(Problem requirements): Output exactly the lines that run from the line with "Type out the text in this image." to the end of the material, both ends included, and no other lines.

-- -- --

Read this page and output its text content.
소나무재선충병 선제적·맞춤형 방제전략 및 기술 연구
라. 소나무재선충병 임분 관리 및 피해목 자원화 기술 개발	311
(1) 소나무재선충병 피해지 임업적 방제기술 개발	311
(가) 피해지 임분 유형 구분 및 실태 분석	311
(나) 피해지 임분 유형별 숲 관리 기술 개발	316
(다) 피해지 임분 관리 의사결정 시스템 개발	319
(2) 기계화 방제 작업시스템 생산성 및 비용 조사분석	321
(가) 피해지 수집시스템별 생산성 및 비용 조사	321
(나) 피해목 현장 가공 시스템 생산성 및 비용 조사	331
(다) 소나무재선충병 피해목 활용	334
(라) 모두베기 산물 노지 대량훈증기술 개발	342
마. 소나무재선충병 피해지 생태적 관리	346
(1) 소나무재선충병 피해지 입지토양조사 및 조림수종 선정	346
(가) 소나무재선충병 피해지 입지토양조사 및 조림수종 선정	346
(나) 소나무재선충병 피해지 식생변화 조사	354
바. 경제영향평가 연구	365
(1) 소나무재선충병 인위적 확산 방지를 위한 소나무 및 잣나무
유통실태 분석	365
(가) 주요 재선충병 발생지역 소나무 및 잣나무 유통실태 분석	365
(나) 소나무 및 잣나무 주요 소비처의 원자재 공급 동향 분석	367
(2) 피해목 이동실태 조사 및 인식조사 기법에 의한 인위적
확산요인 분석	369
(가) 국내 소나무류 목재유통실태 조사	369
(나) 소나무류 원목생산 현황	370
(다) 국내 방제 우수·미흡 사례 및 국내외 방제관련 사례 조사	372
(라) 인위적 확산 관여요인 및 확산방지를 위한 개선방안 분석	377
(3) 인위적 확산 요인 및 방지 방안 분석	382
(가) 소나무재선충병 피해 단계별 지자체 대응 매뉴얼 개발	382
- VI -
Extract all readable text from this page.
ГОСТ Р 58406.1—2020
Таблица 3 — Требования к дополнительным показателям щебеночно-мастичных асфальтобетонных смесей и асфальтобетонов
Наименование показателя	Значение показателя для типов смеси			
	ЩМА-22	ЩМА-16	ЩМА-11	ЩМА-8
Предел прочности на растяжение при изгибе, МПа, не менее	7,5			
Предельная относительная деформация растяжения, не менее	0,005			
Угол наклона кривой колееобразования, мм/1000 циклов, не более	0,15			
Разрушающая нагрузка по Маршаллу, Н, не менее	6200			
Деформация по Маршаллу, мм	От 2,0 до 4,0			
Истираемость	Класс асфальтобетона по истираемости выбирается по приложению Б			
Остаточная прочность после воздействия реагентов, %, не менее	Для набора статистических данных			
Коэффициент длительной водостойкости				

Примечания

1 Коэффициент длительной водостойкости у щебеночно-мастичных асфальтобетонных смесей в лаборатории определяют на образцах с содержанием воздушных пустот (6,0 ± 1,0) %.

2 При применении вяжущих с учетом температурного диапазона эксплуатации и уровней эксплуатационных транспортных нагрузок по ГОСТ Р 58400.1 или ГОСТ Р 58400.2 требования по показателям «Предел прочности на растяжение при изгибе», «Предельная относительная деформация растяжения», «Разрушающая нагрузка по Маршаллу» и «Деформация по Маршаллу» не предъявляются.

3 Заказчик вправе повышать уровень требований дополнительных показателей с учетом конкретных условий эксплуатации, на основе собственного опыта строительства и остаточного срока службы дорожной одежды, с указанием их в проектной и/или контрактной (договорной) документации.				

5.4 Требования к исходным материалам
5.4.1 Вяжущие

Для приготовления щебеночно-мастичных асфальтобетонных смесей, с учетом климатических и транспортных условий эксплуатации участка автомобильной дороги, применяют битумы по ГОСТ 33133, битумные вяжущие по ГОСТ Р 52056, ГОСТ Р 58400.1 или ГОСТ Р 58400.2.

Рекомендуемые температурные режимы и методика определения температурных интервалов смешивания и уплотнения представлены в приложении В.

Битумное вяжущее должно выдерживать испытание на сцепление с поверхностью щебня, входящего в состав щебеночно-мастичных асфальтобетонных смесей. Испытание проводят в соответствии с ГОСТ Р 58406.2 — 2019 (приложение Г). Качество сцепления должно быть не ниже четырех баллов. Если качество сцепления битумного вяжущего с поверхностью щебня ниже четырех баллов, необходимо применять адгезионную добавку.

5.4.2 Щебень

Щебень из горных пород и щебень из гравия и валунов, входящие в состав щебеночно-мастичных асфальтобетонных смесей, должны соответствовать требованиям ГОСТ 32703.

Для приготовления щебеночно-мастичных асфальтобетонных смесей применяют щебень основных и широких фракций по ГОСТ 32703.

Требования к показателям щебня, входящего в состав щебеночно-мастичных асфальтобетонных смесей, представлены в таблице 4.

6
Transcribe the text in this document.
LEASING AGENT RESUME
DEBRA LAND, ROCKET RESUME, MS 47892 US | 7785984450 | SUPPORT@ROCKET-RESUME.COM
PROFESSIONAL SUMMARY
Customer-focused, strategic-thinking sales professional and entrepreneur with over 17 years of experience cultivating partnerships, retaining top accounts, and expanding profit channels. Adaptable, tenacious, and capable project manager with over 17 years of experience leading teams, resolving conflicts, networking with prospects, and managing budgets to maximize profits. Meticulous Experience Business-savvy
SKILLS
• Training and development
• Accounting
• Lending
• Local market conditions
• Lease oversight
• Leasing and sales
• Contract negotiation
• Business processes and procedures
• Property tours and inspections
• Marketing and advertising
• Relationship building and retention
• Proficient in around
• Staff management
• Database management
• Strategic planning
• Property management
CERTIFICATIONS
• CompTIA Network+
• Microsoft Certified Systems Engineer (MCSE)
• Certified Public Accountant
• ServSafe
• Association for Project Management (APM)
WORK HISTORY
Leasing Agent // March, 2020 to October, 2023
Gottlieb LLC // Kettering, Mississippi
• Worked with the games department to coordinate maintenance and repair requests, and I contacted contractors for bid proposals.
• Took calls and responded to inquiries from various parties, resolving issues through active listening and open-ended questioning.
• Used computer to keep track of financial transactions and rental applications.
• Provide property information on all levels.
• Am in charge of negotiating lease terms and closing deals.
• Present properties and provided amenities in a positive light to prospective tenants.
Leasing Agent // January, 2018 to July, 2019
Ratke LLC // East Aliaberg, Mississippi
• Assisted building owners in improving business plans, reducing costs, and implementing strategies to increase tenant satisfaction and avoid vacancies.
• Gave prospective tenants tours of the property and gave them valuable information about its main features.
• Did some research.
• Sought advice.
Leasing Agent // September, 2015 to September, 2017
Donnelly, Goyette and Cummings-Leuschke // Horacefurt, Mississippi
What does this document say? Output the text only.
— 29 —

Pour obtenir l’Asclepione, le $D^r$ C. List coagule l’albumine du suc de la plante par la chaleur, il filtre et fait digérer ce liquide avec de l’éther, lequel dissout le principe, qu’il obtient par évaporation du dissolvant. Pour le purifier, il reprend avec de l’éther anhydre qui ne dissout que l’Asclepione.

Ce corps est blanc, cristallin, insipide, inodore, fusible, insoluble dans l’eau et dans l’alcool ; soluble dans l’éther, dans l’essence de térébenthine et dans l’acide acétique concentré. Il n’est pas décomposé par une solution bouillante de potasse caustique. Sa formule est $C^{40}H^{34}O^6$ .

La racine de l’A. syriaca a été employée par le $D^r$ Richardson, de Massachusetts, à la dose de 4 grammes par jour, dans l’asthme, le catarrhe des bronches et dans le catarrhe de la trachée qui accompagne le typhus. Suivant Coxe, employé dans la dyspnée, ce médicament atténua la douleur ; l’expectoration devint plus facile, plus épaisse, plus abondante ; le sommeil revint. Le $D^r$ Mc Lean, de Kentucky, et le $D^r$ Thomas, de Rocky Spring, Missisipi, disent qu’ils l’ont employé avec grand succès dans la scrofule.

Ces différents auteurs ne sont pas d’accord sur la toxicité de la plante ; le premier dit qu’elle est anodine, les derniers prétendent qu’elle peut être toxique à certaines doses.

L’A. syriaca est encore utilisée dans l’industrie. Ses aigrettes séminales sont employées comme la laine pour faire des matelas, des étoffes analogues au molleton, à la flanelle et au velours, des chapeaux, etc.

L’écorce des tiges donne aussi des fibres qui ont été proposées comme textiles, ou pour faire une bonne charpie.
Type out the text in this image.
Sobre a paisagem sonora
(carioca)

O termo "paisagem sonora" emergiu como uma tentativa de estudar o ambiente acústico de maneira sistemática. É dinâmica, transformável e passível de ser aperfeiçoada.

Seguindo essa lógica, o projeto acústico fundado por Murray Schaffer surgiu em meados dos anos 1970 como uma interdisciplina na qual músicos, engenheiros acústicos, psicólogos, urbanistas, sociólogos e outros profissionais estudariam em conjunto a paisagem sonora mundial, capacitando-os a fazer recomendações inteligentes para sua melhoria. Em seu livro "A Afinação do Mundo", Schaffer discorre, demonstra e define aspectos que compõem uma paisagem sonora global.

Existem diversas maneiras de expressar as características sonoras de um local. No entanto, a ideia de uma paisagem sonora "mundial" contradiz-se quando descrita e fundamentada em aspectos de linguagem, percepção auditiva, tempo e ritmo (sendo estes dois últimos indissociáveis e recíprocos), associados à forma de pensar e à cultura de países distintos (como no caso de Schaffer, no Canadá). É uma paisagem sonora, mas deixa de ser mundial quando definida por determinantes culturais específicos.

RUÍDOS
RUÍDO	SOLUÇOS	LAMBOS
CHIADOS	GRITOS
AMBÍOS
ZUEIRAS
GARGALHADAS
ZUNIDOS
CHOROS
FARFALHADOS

-- -- --

(Answer for this exercise):
Type out the text in this image.
Sobre a paisagem sonora
(carioca)

O termo "paisagem sonora" emergiu como uma tentativa de estudar o ambiente acústico de maneira sistemática. É dinâmica, transformável e passível de ser aperfeiçoada.

Seguindo essa lógica, o projeto acústico fundado por Murray Schaffer surgiu em meados dos anos 1970 como uma interdisciplina na qual músicos, engenheiros acústicos, psicólogos, urbanistas, sociólogos e outros profissionais estudariam em conjunto a paisagem sonora mundial, capacitando-os a fazer recomendações inteligentes para sua melhoria. Em seu livro "A Afinação do Mundo", Schaffer discorre, demonstra e define aspectos que compõem uma paisagem sonora global.

Existem diversas maneiras de expressar as características sonoras de um local. No entanto, a ideia de uma paisagem sonora "mundial" contradiz-se quando descrita e fundamentada em aspectos de linguagem, percepção auditiva, tempo e ritmo (sendo estes dois últimos indissociáveis e recíprocos), associados à forma de pensar e à cultura de países distintos (como no caso de Schaffer, no Canadá). É uma paisagem sonora, mas deixa de ser mundial quando definida por determinantes culturais específicos.

RUÍDOS
RUÍDO	SOLUÇOS	LAMBOS
CHIADOS	GRITOS
AMBÍOS
ZUEIRAS
GARGALHADAS
ZUNIDOS
CHOROS
FARFALHADOS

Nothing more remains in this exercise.